(Document extract)
Skip to content

chiamp/jaxformer

Repository files navigation

Jaxformer

This repo has JAX implementations of the following:

  • the encoder-decoder model from the Attention is all you need paper
  • the same encoder-decoder model as above with KV caching
  • a decoder-only model with KV caching

Tasks

All models were trained on the following tasks:

  • string reversal (max input character limit: 8)
  • addition of two operands (max input character limit per operand: 5)

In reality, there are "four" tasks, since I separated the tasks based on model type:

  • string_reverse_encoder_decoder
  • string_reverse_decoder_only
  • addition_encoder_decoder
  • addition_decoder_only

Test

You can test out the models on the tasks above by running python evaluation.py. Edit the main block to try out different tasks.

Files and Directories

  • evaluation.py: test the JAX models I pre-trained on the tasks
  • train.py: train your own checkpoints of the JAX models. To test out your saved checkpoints, copy the filename of the checkpoint (excluding the file extension) and paste it into the main block in evaluation.py and run python evaluation.py.

(Data excerpts)
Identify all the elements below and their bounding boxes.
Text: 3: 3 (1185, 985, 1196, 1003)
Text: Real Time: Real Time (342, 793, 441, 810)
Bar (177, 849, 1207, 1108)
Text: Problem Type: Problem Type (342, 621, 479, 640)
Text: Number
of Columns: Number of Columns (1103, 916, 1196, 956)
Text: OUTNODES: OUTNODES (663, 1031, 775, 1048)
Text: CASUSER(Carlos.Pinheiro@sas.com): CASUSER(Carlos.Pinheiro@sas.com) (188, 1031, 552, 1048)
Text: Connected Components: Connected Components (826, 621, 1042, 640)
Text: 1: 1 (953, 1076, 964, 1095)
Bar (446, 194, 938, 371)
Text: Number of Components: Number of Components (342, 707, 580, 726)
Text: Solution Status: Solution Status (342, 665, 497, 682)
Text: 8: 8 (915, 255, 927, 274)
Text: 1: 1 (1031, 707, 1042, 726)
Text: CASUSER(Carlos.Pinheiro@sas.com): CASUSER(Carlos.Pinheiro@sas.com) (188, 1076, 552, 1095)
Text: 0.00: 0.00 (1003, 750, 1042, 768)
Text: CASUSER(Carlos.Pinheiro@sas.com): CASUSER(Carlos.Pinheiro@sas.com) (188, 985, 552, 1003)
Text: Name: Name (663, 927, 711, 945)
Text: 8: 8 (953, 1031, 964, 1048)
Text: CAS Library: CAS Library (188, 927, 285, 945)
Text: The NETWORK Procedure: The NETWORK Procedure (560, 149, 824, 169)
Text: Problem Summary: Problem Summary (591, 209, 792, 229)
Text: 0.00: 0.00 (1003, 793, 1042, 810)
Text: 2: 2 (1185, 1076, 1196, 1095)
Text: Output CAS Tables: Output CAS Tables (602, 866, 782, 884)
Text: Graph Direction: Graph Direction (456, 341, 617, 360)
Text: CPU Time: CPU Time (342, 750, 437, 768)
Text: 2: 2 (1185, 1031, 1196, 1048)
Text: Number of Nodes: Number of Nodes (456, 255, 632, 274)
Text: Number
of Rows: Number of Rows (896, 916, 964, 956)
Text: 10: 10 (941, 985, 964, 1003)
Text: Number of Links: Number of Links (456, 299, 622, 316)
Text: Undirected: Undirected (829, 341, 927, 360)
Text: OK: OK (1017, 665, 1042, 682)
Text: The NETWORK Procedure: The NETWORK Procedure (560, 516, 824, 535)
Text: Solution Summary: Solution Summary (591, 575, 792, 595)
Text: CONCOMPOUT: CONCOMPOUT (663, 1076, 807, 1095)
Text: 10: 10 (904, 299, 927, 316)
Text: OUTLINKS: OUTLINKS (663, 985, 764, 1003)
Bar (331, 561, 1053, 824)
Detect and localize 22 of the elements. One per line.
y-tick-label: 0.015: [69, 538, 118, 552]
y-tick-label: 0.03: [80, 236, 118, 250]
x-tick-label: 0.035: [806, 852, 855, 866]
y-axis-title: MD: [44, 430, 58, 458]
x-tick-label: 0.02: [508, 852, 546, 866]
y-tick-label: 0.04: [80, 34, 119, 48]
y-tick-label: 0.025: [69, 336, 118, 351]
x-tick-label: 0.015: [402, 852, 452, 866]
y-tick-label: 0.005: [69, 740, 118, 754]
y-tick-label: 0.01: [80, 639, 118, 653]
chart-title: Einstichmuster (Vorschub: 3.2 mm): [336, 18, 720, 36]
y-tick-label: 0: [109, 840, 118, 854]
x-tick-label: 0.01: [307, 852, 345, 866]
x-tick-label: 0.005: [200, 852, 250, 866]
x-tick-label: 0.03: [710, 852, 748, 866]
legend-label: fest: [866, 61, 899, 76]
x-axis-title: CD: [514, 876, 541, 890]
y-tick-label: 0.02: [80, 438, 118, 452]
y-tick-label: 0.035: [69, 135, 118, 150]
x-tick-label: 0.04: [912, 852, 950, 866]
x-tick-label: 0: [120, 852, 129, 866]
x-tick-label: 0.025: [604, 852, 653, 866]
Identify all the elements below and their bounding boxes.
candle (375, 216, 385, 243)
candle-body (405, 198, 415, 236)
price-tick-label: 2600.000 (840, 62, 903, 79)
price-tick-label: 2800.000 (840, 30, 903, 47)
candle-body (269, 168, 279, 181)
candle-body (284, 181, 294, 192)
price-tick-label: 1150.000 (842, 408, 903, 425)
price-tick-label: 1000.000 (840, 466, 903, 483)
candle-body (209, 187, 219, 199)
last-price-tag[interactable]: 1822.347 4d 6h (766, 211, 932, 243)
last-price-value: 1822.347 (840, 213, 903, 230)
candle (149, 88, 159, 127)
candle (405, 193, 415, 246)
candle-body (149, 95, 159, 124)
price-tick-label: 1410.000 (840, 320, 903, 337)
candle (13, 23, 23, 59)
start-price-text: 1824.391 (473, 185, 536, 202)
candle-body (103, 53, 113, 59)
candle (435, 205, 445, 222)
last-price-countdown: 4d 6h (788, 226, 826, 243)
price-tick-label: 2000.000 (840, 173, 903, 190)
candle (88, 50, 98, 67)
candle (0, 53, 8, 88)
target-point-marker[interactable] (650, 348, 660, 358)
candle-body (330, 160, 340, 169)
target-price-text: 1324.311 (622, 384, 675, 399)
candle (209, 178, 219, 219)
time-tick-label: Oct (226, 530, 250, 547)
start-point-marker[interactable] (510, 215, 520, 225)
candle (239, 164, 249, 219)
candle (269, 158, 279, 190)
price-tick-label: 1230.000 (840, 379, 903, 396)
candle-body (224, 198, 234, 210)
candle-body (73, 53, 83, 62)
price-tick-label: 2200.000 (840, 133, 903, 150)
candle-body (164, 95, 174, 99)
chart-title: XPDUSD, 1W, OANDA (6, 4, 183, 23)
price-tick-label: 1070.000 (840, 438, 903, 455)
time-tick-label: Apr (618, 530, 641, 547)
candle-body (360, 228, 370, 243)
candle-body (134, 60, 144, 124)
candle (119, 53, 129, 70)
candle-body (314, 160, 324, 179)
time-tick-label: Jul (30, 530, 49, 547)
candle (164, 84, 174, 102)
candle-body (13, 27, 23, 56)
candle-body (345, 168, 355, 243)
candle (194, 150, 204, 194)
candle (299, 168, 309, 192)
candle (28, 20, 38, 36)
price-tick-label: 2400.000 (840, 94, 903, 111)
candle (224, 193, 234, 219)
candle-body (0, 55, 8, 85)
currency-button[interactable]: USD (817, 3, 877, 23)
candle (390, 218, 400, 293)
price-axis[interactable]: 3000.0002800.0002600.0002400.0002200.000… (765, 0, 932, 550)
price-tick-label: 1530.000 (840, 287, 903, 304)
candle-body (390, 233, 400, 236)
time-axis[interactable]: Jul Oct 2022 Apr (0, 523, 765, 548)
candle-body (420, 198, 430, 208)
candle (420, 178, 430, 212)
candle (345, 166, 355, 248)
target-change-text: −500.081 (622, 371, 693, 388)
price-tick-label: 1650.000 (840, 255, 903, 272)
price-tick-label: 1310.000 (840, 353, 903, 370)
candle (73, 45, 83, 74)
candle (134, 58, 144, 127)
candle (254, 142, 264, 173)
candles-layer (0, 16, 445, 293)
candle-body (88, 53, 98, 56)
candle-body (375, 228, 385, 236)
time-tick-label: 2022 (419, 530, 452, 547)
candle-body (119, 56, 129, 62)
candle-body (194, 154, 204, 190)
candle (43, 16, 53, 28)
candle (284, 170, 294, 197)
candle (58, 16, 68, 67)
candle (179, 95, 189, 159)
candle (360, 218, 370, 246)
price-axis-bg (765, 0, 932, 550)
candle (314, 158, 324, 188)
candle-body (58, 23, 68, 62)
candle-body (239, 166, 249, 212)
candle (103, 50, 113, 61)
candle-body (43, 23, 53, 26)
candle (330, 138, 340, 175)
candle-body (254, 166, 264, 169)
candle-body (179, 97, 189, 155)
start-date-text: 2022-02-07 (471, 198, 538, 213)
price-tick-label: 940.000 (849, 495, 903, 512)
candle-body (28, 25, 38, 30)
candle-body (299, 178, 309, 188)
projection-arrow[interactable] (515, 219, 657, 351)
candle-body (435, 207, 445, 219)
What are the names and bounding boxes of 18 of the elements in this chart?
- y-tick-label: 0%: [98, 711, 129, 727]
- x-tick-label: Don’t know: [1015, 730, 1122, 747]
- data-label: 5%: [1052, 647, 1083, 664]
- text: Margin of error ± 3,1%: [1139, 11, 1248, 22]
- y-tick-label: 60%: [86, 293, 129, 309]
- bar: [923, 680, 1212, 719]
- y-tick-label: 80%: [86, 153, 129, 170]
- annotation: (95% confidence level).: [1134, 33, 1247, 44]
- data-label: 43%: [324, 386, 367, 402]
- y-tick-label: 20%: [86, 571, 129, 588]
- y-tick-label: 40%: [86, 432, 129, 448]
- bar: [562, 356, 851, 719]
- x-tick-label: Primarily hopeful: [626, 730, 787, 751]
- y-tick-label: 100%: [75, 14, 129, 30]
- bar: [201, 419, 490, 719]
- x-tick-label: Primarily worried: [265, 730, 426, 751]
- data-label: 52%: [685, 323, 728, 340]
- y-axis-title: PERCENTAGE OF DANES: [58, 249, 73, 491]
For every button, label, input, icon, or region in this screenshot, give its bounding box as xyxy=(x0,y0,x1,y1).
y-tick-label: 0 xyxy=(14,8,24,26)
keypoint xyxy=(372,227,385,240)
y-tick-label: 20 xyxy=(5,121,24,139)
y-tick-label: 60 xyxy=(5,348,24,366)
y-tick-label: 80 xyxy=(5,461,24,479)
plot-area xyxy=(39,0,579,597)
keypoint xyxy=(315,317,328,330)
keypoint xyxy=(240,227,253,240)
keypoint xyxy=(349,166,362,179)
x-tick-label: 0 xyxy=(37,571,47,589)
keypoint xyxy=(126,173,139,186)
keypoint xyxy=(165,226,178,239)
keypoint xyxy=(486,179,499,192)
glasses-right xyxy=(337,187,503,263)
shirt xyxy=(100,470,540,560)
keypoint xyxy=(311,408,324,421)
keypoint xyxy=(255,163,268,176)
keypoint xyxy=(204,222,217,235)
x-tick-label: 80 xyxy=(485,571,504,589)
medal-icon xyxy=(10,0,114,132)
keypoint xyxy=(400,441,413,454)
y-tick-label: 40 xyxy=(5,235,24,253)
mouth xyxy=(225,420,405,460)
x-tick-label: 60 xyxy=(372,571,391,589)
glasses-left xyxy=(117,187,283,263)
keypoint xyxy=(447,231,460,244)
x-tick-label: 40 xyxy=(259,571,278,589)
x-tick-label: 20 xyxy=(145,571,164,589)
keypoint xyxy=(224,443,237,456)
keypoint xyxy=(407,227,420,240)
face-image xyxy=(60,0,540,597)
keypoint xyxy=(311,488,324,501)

(Instructions for the task) Copy the Jaxformer README again, starting at the words "This repo has" and ending after "character limit: 8)", and substitute "key-value caching" for every "KV caching".

(Expected answer)
This repo has JAX implementations of the following:

  • the encoder-decoder model from the Attention is all you need paper
  • the same encoder-decoder model as above with key-value caching
  • a decoder-only model with key-value caching

Tasks

All models were trained on the following tasks:

  • string reversal (max input character limit: 8)